[Dataset rows about figures]
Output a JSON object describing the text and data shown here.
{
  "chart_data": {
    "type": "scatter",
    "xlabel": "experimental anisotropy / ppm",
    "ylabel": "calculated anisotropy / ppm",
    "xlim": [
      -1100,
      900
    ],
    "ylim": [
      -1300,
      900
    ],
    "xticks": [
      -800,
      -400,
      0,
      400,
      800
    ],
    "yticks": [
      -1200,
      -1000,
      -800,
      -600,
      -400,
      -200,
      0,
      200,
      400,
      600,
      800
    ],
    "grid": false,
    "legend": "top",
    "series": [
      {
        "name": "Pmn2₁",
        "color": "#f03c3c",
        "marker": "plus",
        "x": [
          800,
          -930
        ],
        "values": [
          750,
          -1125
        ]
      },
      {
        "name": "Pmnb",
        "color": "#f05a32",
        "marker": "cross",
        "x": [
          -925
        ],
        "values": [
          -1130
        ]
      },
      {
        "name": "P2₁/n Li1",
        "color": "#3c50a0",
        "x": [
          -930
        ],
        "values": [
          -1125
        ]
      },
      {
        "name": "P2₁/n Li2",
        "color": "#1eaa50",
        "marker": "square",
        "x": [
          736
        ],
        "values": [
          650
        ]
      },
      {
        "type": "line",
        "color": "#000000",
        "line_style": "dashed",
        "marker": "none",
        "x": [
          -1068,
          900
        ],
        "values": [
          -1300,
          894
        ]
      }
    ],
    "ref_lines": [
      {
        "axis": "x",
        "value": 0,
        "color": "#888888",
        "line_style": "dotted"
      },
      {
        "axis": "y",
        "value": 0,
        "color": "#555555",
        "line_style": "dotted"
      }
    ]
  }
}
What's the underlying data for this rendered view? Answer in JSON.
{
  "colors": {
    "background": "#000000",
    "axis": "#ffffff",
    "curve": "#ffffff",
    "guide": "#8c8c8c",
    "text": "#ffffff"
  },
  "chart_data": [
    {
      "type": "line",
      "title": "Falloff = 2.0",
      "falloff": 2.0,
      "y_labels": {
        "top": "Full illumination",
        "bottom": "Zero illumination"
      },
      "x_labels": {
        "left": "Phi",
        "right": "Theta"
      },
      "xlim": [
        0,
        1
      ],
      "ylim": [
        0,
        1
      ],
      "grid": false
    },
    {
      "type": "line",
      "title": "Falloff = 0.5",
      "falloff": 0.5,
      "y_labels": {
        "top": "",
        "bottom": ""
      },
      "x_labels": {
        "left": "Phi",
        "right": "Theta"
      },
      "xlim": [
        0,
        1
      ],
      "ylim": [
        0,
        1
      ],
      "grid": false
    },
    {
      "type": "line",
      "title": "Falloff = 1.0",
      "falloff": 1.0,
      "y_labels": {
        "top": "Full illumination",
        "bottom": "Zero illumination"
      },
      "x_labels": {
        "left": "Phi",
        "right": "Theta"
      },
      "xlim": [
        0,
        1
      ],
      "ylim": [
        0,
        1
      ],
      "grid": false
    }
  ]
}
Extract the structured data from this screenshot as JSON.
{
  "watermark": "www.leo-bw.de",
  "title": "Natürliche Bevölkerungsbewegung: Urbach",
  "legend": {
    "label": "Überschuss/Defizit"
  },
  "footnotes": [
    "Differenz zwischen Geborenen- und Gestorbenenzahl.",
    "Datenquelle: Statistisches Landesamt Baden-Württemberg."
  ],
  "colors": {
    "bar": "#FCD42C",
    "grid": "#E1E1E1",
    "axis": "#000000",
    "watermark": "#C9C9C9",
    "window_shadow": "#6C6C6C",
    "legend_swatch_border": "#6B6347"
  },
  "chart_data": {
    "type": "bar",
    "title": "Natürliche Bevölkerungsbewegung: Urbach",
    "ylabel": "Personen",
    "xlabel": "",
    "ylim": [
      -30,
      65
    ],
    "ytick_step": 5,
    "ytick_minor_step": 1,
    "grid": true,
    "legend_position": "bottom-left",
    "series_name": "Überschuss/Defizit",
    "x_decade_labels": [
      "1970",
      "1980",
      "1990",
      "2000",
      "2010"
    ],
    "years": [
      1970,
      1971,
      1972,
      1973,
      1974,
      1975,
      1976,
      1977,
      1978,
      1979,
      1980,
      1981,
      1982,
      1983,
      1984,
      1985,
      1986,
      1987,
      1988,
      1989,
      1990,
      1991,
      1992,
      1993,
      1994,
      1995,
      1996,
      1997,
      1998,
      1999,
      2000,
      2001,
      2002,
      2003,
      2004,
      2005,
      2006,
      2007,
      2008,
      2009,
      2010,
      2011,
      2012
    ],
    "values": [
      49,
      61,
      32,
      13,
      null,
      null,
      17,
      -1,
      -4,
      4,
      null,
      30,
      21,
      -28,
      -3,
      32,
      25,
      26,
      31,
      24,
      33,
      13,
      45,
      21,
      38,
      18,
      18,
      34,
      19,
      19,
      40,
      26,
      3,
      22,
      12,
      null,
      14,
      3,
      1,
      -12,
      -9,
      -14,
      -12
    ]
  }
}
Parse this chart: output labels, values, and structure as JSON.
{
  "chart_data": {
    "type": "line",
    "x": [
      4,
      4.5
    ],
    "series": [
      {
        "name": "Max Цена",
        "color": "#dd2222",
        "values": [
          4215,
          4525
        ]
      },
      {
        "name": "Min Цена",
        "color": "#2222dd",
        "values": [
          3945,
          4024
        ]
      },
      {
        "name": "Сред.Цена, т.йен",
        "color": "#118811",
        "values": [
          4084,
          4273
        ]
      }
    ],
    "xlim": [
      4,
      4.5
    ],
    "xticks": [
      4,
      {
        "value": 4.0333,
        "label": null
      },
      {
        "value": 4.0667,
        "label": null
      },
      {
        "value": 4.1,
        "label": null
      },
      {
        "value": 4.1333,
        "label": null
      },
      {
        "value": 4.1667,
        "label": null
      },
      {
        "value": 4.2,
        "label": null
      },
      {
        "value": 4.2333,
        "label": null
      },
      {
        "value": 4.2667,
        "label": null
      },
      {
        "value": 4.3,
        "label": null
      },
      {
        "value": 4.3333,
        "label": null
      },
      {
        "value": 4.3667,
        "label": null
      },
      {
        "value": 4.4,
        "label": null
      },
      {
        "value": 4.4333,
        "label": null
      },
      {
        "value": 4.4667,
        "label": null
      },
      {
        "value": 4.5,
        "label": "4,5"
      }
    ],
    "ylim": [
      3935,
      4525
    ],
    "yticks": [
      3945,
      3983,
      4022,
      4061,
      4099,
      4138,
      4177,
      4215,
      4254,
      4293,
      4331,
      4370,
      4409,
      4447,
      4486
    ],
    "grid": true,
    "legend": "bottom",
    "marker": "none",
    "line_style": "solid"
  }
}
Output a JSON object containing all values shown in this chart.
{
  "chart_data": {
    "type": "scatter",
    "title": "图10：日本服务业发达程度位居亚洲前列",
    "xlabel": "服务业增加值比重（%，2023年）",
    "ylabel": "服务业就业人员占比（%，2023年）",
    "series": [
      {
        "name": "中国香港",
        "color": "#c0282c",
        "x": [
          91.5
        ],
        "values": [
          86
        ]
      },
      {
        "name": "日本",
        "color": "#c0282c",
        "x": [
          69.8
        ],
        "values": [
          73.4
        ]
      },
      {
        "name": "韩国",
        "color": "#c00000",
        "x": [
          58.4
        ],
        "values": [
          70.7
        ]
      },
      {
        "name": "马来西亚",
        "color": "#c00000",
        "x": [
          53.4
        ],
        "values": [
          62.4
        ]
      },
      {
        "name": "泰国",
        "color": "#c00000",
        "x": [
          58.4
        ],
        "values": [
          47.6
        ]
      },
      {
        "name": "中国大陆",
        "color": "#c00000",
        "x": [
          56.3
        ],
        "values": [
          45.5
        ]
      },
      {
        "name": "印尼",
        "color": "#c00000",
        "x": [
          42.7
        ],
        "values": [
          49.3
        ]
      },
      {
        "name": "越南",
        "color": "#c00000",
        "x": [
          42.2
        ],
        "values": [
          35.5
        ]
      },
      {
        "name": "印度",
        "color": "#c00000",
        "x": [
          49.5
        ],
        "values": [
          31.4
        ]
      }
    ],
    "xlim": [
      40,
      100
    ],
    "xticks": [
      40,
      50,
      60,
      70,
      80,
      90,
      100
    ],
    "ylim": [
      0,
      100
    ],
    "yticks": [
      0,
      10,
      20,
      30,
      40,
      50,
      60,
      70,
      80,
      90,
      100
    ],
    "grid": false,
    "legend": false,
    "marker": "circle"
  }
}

### WRITTEN INSTRUCTION
Reproduce exactly the line containing "Output a JSON object containing" and every line after it through the end of the records above, and nothing else.

### REPLY TO THE EXERCISE
Output a JSON object containing all values shown in this chart.
{
  "chart_data": {
    "type": "scatter",
    "title": "图10：日本服务业发达程度位居亚洲前列",
    "xlabel": "服务业增加值比重（%，2023年）",
    "ylabel": "服务业就业人员占比（%，2023年）",
    "series": [
      {
        "name": "中国香港",
        "color": "#c0282c",
        "x": [
          91.5
        ],
        "values": [
          86
        ]
      },
      {
        "name": "日本",
        "color": "#c0282c",
        "x": [
          69.8
        ],
        "values": [
          73.4
        ]
      },
      {
        "name": "韩国",
        "color": "#c00000",
        "x": [
          58.4
        ],
        "values": [
          70.7
        ]
      },
      {
        "name": "马来西亚",
        "color": "#c00000",
        "x": [
          53.4
        ],
        "values": [
          62.4
        ]
      },
      {
        "name": "泰国",
        "color": "#c00000",
        "x": [
          58.4
        ],
        "values": [
          47.6
        ]
      },
      {
        "name": "中国大陆",
        "color": "#c00000",
        "x": [
          56.3
        ],
        "values": [
          45.5
        ]
      },
      {
        "name": "印尼",
        "color": "#c00000",
        "x": [
          42.7
        ],
        "values": [
          49.3
        ]
      },
      {
        "name": "越南",
        "color": "#c00000",
        "x": [
          42.2
        ],
        "values": [
          35.5
        ]
      },
      {
        "name": "印度",
        "color": "#c00000",
        "x": [
          49.5
        ],
        "values": [
          31.4
        ]
      }
    ],
    "xlim": [
      40,
      100
    ],
    "xticks": [
      40,
      50,
      60,
      70,
      80,
      90,
      100
    ],
    "ylim": [
      0,
      100
    ],
    "yticks": [
      0,
      10,
      20,
      30,
      40,
      50,
      60,
      70,
      80,
      90,
      100
    ],
    "grid": false,
    "legend": false,
    "marker": "circle"
  }
}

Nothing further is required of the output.